_Stored dataset items_.
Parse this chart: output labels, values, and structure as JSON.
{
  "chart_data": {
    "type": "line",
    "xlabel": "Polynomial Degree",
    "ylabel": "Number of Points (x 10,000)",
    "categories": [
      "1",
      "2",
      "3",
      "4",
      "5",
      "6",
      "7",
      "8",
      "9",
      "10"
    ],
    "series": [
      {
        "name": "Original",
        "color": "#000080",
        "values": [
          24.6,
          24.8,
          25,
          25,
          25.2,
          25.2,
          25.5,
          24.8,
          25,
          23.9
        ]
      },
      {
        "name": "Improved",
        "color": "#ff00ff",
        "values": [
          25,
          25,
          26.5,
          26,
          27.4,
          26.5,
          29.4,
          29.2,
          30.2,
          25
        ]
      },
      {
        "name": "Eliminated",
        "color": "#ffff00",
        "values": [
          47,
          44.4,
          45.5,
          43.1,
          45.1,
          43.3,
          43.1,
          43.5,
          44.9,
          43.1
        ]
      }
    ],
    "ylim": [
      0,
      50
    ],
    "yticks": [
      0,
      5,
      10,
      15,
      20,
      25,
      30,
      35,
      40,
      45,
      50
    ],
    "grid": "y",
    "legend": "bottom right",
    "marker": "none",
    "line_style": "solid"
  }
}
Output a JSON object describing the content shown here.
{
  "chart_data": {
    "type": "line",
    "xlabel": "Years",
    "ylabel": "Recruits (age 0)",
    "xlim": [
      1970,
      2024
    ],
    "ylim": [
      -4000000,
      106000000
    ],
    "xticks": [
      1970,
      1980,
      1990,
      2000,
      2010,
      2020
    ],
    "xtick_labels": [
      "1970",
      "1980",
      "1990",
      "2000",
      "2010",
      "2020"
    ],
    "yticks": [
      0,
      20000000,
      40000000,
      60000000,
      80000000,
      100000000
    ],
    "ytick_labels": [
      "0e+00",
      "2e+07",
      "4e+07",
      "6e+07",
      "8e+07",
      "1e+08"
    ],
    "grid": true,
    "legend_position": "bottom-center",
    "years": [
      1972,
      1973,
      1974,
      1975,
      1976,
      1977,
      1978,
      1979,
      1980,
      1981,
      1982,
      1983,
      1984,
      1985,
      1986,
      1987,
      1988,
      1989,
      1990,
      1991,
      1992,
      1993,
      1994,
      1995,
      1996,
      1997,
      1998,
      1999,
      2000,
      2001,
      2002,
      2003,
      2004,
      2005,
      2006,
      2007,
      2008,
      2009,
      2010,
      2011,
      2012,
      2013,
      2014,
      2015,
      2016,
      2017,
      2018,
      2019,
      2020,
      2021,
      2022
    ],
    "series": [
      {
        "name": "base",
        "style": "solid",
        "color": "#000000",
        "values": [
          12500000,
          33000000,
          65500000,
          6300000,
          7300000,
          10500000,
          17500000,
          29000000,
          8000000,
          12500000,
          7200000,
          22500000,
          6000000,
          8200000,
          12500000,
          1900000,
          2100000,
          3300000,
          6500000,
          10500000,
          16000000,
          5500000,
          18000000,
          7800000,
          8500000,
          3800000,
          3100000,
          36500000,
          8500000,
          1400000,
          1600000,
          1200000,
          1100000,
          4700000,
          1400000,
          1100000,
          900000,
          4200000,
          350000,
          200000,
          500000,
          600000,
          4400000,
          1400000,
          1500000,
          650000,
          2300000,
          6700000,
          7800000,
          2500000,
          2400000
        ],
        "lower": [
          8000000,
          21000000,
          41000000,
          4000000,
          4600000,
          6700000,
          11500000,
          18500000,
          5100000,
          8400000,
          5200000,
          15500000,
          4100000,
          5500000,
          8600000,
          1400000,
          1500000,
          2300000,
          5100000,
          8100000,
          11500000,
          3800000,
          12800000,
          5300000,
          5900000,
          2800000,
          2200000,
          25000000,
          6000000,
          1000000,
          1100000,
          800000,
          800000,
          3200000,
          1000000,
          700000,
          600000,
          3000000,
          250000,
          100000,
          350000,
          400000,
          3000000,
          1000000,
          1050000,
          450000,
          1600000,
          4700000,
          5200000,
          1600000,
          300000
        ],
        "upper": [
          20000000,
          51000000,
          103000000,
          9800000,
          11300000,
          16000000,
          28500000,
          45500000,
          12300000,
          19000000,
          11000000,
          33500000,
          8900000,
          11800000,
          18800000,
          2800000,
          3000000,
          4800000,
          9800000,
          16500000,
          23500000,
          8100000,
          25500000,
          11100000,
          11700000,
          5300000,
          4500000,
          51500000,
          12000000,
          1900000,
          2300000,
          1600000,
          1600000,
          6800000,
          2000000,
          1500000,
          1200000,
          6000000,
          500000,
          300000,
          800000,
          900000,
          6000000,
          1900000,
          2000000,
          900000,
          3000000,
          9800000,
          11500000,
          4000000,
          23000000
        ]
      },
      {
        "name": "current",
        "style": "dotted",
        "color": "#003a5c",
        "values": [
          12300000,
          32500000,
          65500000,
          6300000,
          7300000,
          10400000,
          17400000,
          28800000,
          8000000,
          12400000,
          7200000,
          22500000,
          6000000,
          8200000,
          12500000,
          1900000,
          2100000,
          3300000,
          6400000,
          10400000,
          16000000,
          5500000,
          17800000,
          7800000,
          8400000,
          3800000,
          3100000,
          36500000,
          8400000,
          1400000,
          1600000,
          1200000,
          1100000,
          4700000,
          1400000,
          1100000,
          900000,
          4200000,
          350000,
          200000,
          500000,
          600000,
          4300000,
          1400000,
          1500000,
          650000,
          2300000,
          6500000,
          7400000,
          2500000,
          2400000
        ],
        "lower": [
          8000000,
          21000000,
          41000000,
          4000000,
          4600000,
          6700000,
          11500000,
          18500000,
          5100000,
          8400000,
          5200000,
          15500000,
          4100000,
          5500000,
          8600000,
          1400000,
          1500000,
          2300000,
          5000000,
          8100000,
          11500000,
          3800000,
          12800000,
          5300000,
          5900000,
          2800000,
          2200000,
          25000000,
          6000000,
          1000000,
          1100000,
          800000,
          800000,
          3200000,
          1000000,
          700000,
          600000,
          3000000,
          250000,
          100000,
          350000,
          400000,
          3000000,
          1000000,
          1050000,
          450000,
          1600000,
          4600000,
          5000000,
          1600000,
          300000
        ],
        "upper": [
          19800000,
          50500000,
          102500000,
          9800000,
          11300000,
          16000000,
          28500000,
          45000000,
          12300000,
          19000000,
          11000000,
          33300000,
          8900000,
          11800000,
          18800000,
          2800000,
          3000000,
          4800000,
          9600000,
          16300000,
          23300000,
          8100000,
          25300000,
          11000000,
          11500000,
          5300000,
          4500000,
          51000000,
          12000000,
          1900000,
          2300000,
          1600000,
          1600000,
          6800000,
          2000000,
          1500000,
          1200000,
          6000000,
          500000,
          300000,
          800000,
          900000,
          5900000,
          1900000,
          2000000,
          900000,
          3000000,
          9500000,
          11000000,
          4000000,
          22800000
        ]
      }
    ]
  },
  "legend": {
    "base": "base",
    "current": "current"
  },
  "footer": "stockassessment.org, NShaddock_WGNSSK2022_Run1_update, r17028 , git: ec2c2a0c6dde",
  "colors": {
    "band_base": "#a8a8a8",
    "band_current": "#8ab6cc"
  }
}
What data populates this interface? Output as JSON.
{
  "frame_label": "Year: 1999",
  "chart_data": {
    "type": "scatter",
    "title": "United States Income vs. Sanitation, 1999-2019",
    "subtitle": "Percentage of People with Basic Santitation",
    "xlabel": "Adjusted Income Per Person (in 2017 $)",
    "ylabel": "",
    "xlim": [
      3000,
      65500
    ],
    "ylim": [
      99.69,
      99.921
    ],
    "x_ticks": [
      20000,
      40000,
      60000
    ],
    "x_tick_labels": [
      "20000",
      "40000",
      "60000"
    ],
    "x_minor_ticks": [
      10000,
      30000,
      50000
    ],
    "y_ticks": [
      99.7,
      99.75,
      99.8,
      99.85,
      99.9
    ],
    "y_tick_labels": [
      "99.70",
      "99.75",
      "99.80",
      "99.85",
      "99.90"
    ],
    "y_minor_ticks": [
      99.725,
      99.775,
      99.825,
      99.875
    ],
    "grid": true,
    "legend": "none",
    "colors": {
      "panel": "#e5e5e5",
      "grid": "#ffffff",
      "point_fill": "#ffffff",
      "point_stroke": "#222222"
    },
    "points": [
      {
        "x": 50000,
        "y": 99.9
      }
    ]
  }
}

_Exercise instructions_.
Lines that hold the word "ylabel" are the ones to return, every one of them.

_Exercise answer_.
    "ylabel": "Number of Points (x 10,000)",
    "ylabel": "Recruits (age 0)",
    "ylabel": "",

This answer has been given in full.